:: Brief ::
Wherever the word "total" shows up in a line, please copy that line.

•••

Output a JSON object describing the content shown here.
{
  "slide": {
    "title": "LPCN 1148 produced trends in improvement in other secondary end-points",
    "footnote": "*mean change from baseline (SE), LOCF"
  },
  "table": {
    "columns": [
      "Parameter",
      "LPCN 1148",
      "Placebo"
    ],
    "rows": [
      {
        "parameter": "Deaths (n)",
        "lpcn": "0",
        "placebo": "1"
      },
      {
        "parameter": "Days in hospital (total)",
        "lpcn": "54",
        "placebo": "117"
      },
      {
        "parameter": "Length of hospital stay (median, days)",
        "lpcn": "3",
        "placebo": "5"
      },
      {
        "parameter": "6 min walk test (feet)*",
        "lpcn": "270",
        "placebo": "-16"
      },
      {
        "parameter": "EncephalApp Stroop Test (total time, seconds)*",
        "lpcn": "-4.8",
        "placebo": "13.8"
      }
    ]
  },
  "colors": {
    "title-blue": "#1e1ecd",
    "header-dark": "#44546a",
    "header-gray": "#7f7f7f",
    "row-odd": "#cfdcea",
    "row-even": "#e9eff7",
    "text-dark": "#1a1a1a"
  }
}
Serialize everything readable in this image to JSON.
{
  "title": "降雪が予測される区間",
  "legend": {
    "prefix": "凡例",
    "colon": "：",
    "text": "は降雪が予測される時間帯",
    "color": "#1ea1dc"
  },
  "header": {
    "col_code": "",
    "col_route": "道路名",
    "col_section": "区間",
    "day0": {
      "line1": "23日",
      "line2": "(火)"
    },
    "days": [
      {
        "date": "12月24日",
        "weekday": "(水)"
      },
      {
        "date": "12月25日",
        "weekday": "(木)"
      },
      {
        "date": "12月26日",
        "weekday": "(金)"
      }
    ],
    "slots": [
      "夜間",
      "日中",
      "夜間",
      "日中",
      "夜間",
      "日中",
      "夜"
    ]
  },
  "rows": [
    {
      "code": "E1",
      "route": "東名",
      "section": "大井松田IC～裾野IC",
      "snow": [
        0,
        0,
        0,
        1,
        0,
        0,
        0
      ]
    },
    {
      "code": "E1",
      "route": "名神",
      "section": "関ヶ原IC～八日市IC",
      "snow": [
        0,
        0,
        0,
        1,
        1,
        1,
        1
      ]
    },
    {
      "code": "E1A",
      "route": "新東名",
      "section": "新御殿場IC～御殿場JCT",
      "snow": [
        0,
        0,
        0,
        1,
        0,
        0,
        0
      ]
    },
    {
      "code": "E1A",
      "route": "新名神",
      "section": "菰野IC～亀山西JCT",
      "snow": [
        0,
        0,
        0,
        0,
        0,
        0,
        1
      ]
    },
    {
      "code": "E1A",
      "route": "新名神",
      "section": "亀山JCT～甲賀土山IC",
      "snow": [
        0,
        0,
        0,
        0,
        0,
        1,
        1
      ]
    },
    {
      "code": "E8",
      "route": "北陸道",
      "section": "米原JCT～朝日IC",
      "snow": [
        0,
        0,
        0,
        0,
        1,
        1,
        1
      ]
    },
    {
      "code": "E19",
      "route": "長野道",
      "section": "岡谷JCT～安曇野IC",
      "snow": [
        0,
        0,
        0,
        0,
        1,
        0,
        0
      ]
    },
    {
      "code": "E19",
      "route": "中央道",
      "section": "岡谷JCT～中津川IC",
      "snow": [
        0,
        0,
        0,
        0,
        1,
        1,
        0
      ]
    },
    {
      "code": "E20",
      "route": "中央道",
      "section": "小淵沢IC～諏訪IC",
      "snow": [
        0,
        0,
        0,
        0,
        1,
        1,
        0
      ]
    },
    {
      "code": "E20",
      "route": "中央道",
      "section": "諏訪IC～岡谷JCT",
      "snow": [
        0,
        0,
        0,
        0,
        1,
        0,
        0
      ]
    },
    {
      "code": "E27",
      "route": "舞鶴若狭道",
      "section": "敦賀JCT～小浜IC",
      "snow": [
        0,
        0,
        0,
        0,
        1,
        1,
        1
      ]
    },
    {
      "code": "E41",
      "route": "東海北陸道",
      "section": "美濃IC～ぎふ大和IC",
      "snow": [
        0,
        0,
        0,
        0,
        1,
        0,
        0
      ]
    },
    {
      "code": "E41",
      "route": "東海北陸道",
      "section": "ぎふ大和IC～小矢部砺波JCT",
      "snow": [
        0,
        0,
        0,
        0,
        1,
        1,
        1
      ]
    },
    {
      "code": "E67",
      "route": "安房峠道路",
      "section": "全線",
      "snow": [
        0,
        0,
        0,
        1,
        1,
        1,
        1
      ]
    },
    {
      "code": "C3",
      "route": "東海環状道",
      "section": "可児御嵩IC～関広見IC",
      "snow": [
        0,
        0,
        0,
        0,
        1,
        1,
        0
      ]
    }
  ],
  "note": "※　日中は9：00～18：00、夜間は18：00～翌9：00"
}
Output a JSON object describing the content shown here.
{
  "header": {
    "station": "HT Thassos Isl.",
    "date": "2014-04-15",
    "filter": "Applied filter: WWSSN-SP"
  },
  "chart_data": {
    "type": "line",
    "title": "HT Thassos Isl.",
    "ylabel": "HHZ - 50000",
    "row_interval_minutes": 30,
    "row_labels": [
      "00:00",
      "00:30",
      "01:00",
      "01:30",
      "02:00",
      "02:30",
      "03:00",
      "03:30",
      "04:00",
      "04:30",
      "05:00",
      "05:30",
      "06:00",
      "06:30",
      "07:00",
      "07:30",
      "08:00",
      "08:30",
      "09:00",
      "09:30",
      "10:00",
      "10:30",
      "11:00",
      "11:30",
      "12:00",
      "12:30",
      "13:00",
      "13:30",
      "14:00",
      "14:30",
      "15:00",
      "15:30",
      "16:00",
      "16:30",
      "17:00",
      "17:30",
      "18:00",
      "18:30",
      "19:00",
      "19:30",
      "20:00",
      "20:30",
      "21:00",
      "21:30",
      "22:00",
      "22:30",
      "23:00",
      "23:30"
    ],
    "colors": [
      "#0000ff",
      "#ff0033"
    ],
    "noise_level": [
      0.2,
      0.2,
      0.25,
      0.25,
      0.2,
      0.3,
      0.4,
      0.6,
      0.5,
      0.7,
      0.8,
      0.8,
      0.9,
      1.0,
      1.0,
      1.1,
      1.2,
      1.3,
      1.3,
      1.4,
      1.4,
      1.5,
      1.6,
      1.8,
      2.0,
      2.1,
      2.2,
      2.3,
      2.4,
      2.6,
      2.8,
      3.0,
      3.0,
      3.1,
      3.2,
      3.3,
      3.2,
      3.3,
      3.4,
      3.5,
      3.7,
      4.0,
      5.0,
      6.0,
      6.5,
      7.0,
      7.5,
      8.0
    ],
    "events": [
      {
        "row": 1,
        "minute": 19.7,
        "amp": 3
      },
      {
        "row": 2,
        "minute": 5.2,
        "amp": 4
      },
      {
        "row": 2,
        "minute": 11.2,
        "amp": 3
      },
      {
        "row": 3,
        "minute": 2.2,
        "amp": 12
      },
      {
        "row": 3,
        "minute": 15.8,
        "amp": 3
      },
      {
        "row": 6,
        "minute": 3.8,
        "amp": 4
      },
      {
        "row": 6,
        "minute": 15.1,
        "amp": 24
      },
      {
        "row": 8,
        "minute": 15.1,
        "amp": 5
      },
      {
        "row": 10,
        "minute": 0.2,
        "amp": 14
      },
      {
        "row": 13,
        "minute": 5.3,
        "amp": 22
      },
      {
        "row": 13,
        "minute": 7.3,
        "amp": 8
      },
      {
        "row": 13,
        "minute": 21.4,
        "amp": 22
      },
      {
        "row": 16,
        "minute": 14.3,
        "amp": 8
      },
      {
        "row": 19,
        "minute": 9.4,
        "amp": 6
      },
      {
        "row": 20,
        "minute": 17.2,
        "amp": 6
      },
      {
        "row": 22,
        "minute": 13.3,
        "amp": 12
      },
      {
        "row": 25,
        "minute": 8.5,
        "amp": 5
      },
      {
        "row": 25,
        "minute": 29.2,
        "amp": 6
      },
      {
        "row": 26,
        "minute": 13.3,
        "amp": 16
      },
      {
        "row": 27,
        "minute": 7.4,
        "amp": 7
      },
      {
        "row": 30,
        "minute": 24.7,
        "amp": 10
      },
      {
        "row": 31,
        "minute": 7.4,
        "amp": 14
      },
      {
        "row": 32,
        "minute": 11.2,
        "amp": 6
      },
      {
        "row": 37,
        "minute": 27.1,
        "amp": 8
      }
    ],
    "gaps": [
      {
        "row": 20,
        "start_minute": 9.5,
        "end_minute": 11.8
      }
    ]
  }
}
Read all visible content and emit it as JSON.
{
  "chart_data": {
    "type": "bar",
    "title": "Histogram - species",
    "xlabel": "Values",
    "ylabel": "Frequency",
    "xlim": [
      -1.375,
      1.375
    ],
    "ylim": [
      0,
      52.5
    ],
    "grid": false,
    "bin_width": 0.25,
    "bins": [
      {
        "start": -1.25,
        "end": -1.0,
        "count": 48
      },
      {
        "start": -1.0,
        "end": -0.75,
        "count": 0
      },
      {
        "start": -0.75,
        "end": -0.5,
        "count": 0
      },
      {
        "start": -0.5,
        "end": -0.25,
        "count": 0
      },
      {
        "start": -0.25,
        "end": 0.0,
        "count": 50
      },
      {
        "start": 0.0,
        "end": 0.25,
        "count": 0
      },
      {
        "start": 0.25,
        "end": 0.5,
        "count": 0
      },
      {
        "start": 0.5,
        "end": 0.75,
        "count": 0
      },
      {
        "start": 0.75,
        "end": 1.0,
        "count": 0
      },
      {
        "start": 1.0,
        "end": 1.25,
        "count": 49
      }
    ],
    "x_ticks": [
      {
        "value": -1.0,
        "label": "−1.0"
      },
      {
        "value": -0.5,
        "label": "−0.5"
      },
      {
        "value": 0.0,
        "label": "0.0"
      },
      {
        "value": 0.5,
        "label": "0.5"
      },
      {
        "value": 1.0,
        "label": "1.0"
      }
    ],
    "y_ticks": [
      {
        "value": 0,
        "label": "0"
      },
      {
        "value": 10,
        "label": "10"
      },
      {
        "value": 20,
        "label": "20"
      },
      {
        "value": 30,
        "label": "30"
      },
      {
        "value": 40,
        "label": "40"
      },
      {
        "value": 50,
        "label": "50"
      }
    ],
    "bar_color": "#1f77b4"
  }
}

•••

:: Output of the exercise ::
        "parameter": "Days in hospital (total)",
        "parameter": "EncephalApp Stroop Test (total time, seconds)*",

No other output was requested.